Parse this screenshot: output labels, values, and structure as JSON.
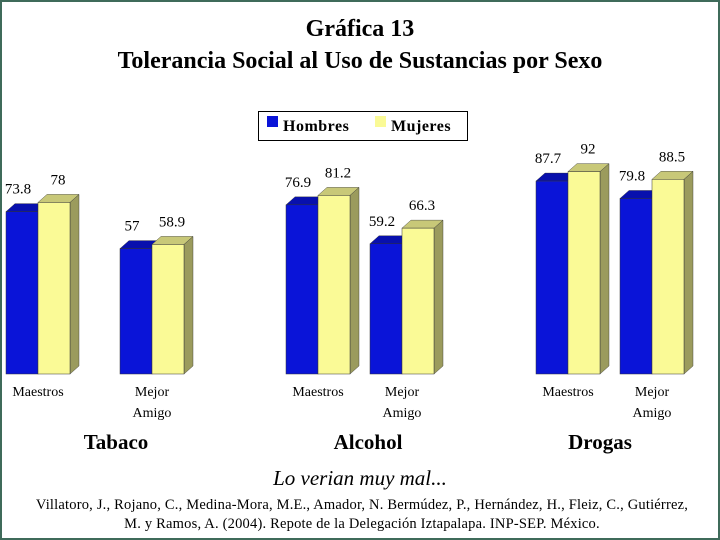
{
  "title_line1": "Gráfica 13",
  "title_line2": "Tolerancia Social al Uso de Sustancias por Sexo",
  "subtitle": "Lo verian muy mal...",
  "source": "Villatoro, J., Rojano, C., Medina-Mora, M.E., Amador, N. Bermúdez, P., Hernández, H., Fleiz, C., Gutiérrez, M. y Ramos, A. (2004). Repote de la Delegación Iztapalapa. INP-SEP. México.",
  "colors": {
    "hombres": "#0a14d8",
    "mujeres": "#fafa96",
    "frame": "#3f6b5a"
  },
  "chart_data": {
    "type": "bar",
    "groups": [
      "Tabaco",
      "Alcohol",
      "Drogas"
    ],
    "categories": [
      "Maestros",
      "Mejor Amigo",
      "Maestros",
      "Mejor Amigo",
      "Maestros",
      "Mejor Amigo"
    ],
    "category_lines": [
      [
        "Maestros"
      ],
      [
        "Mejor",
        "Amigo"
      ],
      [
        "Maestros"
      ],
      [
        "Mejor",
        "Amigo"
      ],
      [
        "Maestros"
      ],
      [
        "Mejor",
        "Amigo"
      ]
    ],
    "series": [
      {
        "name": "Hombres",
        "values": [
          73.8,
          57,
          76.9,
          59.2,
          87.7,
          79.8
        ]
      },
      {
        "name": "Mujeres",
        "values": [
          78,
          58.9,
          81.2,
          66.3,
          92,
          88.5
        ]
      }
    ],
    "value_labels": {
      "Hombres": [
        "73.8",
        "57",
        "76.9",
        "59.2",
        "87.7",
        "79.8"
      ],
      "Mujeres": [
        "78",
        "58.9",
        "81.2",
        "66.3",
        "92",
        "88.5"
      ]
    },
    "ylim": [
      0,
      100
    ],
    "grid": false,
    "legend_position": "top-center"
  }
}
=====
■ **Exercise description**: Copy the data exactly. Any picture it contains is to be omitted.

■ **Reply to the task**:
Parse this screenshot: output labels, values, and structure as JSON.
{
  "title_line1": "Gráfica 13",
  "title_line2": "Tolerancia Social al Uso de Sustancias por Sexo",
  "subtitle": "Lo verian muy mal...",
  "source": "Villatoro, J., Rojano, C., Medina-Mora, M.E., Amador, N. Bermúdez, P., Hernández, H., Fleiz, C., Gutiérrez, M. y Ramos, A. (2004). Repote de la Delegación Iztapalapa. INP-SEP. México.",
  "colors": {
    "hombres": "#0a14d8",
    "mujeres": "#fafa96",
    "frame": "#3f6b5a"
  },
  "chart_data": {
    "type": "bar",
    "groups": [
      "Tabaco",
      "Alcohol",
      "Drogas"
    ],
    "categories": [
      "Maestros",
      "Mejor Amigo",
      "Maestros",
      "Mejor Amigo",
      "Maestros",
      "Mejor Amigo"
    ],
    "category_lines": [
      [
        "Maestros"
      ],
      [
        "Mejor",
        "Amigo"
      ],
      [
        "Maestros"
      ],
      [
        "Mejor",
        "Amigo"
      ],
      [
        "Maestros"
      ],
      [
        "Mejor",
        "Amigo"
      ]
    ],
    "series": [
      {
        "name": "Hombres",
        "values": [
          73.8,
          57,
          76.9,
          59.2,
          87.7,
          79.8
        ]
      },
      {
        "name": "Mujeres",
        "values": [
          78,
          58.9,
          81.2,
          66.3,
          92,
          88.5
        ]
      }
    ],
    "value_labels": {
      "Hombres": [
        "73.8",
        "57",
        "76.9",
        "59.2",
        "87.7",
        "79.8"
      ],
      "Mujeres": [
        "78",
        "58.9",
        "81.2",
        "66.3",
        "92",
        "88.5"
      ]
    },
    "ylim": [
      0,
      100
    ],
    "grid": false,
    "legend_position": "top-center"
  }
}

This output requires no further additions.